>> Begin Task data
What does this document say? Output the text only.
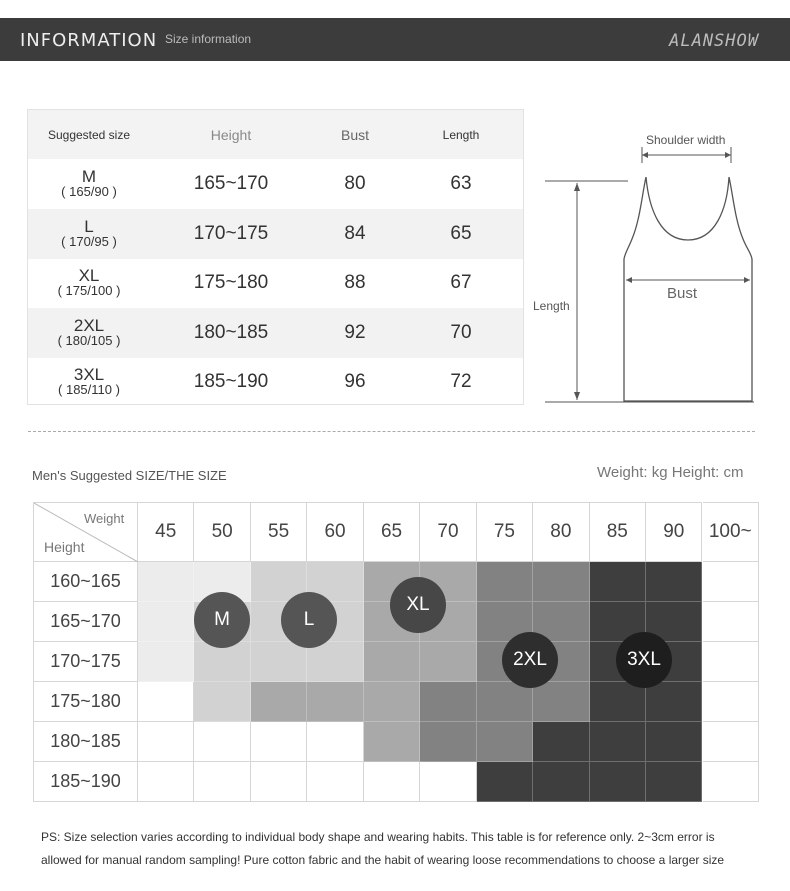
INFORMATION Size information	ALANSHOW
Suggested size	Height	Bust	Length
M
( 165/90 )	165~170	80	63
L
( 170/95 )	170~175	84	65
XL
( 175/100 )	175~180	88	67
2XL
( 180/105 )	180~185	92	70
3XL
( 185/110 )	185~190	96	72
Shoulder width
Length
Bust
Men's Suggested SIZE/THE SIZE	Weight: kg Height: cm
Weight
Height
45	50	55	60	65	70	75	80	85	90	100~
160~165
165~170
170~175
175~180
180~185
185~190
M	L
XL
2XL	3XL
PS: Size selection varies according to individual body shape and wearing habits. This table is for reference only. 2~3cm error is allowed for manual random sampling! Pure cotton fabric and the habit of wearing loose recommendations to choose a larger size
>> End Task data
→ Required task
The records above must be printed exactly; the pictures stay out.

→ Answer to this exercise
What does this document say? Output the text only.
INFORMATION Size information	ALANSHOW
Suggested size	Height	Bust	Length
M
( 165/90 )	165~170	80	63
L
( 170/95 )	170~175	84	65
XL
( 175/100 )	175~180	88	67
2XL
( 180/105 )	180~185	92	70
3XL
( 185/110 )	185~190	96	72
Shoulder width
Length
Bust
Men's Suggested SIZE/THE SIZE	Weight: kg Height: cm
Weight
Height
45	50	55	60	65	70	75	80	85	90	100~
160~165
165~170
170~175
175~180
180~185
185~190
M	L
XL
2XL	3XL
PS: Size selection varies according to individual body shape and wearing habits. This table is for reference only. 2~3cm error is allowed for manual random sampling! Pure cotton fabric and the habit of wearing loose recommendations to choose a larger size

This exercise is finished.